# [RAW DATA]

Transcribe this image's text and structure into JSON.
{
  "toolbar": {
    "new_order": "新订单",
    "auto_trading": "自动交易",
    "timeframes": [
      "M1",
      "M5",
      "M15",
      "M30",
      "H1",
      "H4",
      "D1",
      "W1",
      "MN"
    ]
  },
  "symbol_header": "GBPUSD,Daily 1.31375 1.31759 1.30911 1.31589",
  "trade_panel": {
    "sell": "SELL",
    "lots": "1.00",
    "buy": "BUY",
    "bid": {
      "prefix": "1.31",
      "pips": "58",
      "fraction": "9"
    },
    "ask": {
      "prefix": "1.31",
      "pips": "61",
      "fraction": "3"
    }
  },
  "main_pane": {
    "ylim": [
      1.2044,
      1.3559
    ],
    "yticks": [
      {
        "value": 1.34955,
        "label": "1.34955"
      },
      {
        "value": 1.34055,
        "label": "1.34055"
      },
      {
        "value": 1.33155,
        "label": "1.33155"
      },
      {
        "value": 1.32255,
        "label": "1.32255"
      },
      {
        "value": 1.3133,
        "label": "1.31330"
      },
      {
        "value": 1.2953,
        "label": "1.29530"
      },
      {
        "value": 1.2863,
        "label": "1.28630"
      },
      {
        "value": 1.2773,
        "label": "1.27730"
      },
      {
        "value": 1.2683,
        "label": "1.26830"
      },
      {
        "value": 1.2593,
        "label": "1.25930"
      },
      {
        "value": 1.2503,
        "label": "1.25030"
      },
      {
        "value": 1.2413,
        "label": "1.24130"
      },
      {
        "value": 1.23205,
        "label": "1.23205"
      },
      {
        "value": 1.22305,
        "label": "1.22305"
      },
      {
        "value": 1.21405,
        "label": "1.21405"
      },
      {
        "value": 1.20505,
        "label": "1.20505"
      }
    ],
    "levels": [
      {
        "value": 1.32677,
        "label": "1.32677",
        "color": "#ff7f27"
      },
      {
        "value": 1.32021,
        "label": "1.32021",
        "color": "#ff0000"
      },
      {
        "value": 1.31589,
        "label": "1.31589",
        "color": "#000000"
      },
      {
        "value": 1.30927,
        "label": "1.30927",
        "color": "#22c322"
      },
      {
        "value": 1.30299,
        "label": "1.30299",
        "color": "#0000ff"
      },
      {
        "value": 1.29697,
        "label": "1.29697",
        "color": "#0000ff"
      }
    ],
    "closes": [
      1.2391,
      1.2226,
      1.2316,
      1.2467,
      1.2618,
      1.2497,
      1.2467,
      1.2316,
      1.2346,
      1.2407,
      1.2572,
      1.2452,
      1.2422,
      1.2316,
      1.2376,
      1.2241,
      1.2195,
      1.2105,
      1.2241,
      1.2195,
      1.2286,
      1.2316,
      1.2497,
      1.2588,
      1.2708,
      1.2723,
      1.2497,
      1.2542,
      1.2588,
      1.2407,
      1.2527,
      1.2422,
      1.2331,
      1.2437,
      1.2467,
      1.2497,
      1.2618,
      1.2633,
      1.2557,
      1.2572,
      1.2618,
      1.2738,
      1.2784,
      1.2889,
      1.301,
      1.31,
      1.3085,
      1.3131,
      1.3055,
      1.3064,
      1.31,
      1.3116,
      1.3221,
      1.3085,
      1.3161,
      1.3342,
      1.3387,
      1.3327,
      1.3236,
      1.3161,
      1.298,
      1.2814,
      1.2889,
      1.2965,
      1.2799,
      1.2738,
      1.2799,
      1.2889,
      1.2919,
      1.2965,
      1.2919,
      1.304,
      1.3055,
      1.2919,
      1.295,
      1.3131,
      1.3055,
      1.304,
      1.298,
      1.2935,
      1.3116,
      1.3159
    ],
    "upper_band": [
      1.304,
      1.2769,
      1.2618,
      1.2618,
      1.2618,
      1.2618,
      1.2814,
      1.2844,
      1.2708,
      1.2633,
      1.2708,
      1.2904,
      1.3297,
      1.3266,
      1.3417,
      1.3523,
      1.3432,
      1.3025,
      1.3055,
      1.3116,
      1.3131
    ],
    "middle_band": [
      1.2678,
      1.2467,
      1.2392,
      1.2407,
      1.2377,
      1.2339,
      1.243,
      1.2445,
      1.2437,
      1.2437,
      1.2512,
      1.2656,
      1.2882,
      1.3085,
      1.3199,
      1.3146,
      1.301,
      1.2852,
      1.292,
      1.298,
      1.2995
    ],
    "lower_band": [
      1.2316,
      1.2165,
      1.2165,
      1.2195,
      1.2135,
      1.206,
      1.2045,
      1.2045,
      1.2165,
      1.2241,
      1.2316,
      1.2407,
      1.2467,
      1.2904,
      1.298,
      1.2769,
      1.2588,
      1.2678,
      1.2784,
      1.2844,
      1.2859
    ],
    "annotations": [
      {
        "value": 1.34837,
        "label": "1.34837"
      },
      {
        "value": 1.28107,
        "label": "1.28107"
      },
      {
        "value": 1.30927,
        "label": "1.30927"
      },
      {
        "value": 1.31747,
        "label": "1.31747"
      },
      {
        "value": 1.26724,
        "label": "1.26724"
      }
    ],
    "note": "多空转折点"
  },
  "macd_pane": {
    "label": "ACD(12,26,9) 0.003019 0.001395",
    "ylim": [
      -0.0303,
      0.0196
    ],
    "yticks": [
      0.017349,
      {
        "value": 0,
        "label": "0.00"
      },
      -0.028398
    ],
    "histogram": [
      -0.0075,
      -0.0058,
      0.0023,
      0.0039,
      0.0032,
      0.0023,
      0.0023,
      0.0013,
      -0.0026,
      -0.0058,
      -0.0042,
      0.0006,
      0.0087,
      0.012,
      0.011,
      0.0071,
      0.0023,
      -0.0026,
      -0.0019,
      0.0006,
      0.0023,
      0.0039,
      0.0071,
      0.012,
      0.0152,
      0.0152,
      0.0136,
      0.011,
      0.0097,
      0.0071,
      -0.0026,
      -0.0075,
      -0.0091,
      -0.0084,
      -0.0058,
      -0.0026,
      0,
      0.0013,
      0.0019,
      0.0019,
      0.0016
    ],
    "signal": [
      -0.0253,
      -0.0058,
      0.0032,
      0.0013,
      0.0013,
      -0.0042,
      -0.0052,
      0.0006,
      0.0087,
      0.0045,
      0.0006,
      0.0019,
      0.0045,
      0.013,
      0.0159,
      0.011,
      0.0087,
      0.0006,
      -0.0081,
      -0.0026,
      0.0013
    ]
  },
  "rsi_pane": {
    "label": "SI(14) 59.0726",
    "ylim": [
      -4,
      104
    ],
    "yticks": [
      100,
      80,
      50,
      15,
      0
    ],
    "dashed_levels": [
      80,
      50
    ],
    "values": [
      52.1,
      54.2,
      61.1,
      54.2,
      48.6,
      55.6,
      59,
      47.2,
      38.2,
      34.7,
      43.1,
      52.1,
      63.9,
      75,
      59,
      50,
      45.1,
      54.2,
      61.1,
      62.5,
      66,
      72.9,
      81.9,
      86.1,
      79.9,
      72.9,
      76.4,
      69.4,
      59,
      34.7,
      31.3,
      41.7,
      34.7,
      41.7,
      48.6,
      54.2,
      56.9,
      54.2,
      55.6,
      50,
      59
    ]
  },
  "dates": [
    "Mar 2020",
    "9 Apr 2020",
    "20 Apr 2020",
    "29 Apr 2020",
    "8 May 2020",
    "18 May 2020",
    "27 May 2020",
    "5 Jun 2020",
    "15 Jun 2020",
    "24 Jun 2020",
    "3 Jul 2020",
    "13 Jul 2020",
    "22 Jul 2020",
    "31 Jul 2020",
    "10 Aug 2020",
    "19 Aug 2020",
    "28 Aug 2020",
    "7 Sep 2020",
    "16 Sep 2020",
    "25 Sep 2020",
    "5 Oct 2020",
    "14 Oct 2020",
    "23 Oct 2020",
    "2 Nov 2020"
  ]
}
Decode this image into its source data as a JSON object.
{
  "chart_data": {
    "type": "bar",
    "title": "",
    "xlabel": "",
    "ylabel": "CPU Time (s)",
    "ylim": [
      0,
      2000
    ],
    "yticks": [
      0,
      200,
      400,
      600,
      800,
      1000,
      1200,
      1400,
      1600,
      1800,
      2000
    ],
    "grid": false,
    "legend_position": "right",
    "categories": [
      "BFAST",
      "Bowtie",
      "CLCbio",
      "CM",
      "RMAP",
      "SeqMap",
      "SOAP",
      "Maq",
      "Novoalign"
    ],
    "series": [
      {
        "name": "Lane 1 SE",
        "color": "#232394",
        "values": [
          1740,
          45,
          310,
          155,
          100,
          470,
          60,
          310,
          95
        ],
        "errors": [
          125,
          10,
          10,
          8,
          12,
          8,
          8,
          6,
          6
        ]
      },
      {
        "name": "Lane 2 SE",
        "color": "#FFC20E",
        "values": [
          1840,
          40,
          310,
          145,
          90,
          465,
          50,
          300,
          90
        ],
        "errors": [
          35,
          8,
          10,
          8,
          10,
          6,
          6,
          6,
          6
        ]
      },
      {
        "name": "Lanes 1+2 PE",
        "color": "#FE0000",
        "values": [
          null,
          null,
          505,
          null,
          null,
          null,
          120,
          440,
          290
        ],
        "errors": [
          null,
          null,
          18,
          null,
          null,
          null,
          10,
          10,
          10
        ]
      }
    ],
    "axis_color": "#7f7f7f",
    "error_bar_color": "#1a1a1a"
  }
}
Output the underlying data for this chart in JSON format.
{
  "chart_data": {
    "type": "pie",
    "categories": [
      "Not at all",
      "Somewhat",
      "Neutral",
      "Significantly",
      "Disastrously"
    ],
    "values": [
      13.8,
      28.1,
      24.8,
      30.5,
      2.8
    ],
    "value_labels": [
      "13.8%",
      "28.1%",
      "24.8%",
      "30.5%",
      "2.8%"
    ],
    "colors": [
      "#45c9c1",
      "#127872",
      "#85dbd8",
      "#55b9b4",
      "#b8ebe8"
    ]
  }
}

# [GIVEN TASK]
Your task is to reproduce, exactly and exclusively, the lines from the one holding "Output the underlying" through the final line of the listing.

# [EXPECTED ANSWER]
Output the underlying data for this chart in JSON format.
{
  "chart_data": {
    "type": "pie",
    "categories": [
      "Not at all",
      "Somewhat",
      "Neutral",
      "Significantly",
      "Disastrously"
    ],
    "values": [
      13.8,
      28.1,
      24.8,
      30.5,
      2.8
    ],
    "value_labels": [
      "13.8%",
      "28.1%",
      "24.8%",
      "30.5%",
      "2.8%"
    ],
    "colors": [
      "#45c9c1",
      "#127872",
      "#85dbd8",
      "#55b9b4",
      "#b8ebe8"
    ]
  }
}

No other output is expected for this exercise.